STORED RECORDS.
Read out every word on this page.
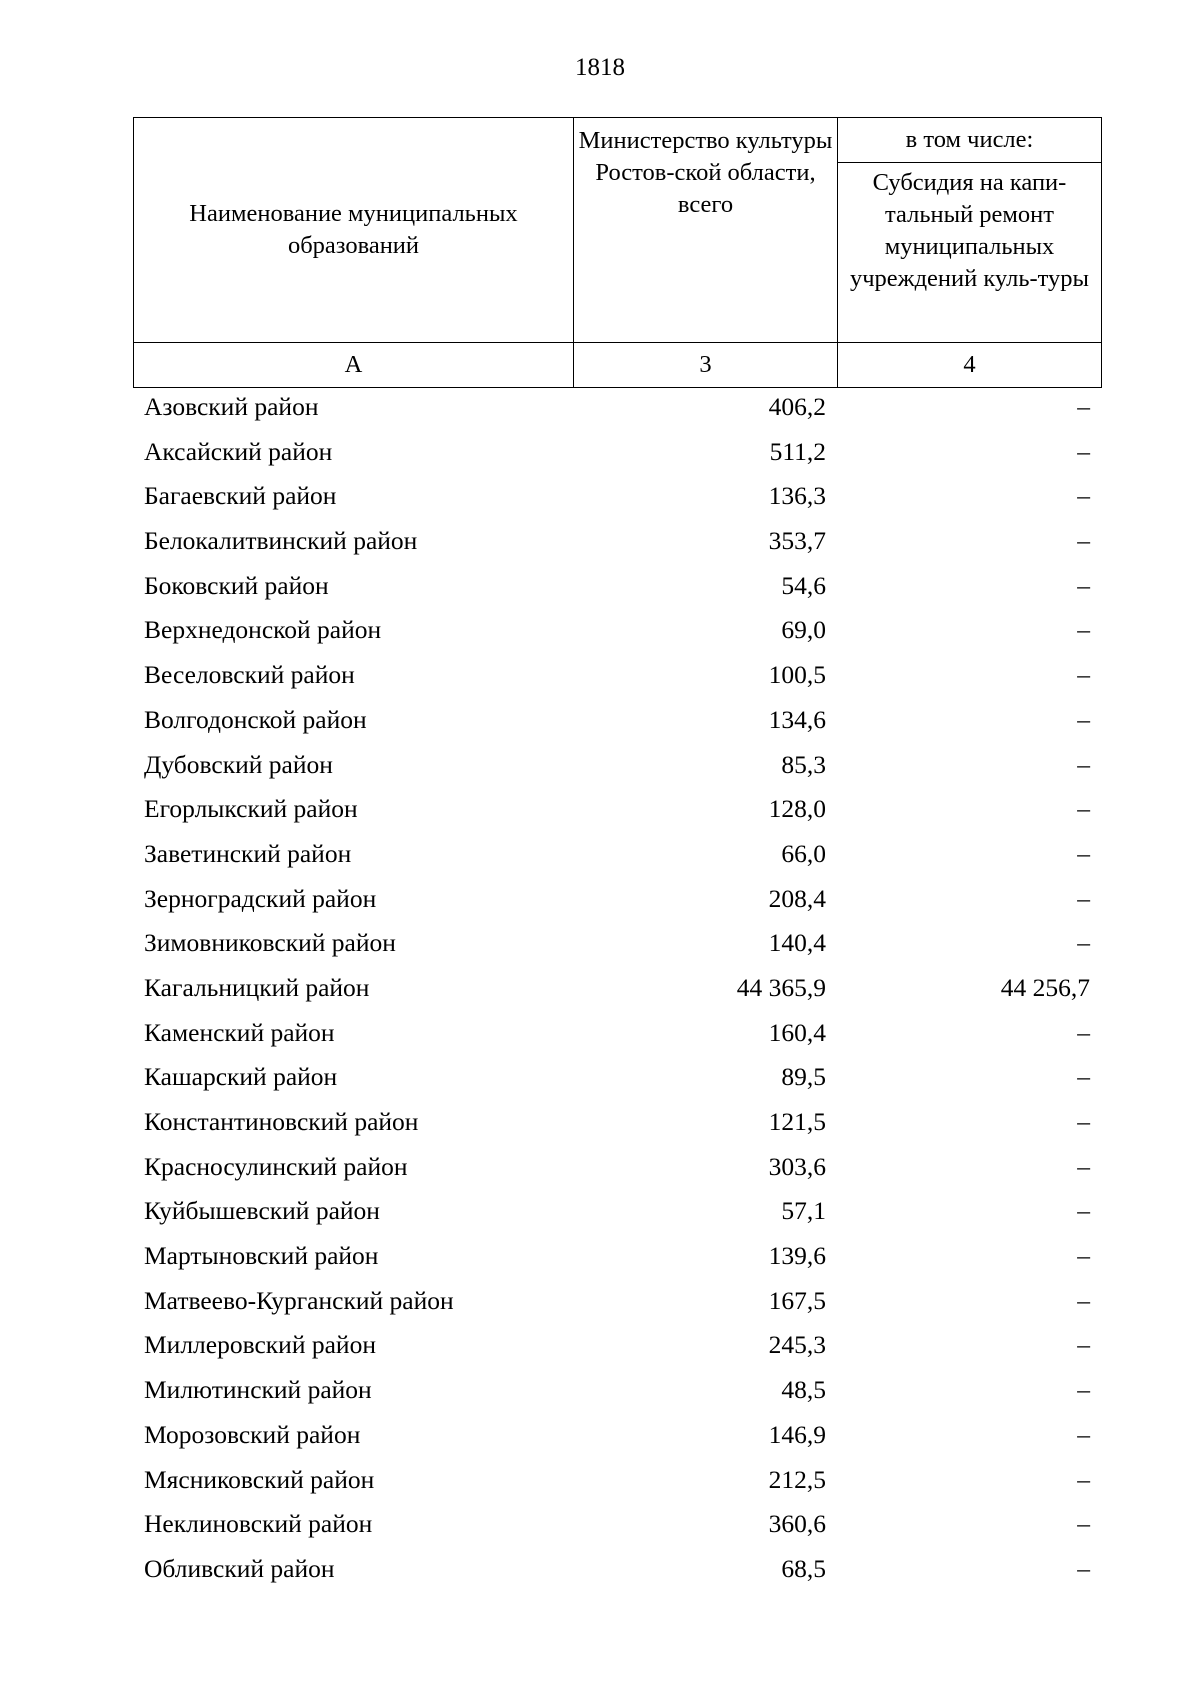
1818
Наименование муниципальных образований	Министерство культуры Ростов-ской области, всего	в том числе:
		Субсидия на капи-тальный ремонт муниципальных учреждений куль-туры
А	3	4
Азовский район	406,2	–
Аксайский район	511,2	–
Багаевский район	136,3	–
Белокалитвинский район	353,7	–
Боковский район	54,6	–
Верхнедонской район	69,0	–
Веселовский район	100,5	–
Волгодонской район	134,6	–
Дубовский район	85,3	–
Егорлыкский район	128,0	–
Заветинский район	66,0	–
Зерноградский район	208,4	–
Зимовниковский район	140,4	–
Кагальницкий район	44 365,9	44 256,7
Каменский район	160,4	–
Кашарский район	89,5	–
Константиновский район	121,5	–
Красносулинский район	303,6	–
Куйбышевский район	57,1	–
Мартыновский район	139,6	–
Матвеево-Курганский район	167,5	–
Миллеровский район	245,3	–
Милютинский район	48,5	–
Морозовский район	146,9	–
Мясниковский район	212,5	–
Неклиновский район	360,6	–
Обливский район	68,5	–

WHAT IS REQUIRED. Write out every line of the listing that holds the word "муниципальных".

RESPONSE.
Наименование муниципальных образований	Министерство культуры Ростов-ской области, всего	в том числе:
		Субсидия на капи-тальный ремонт муниципальных учреждений куль-туры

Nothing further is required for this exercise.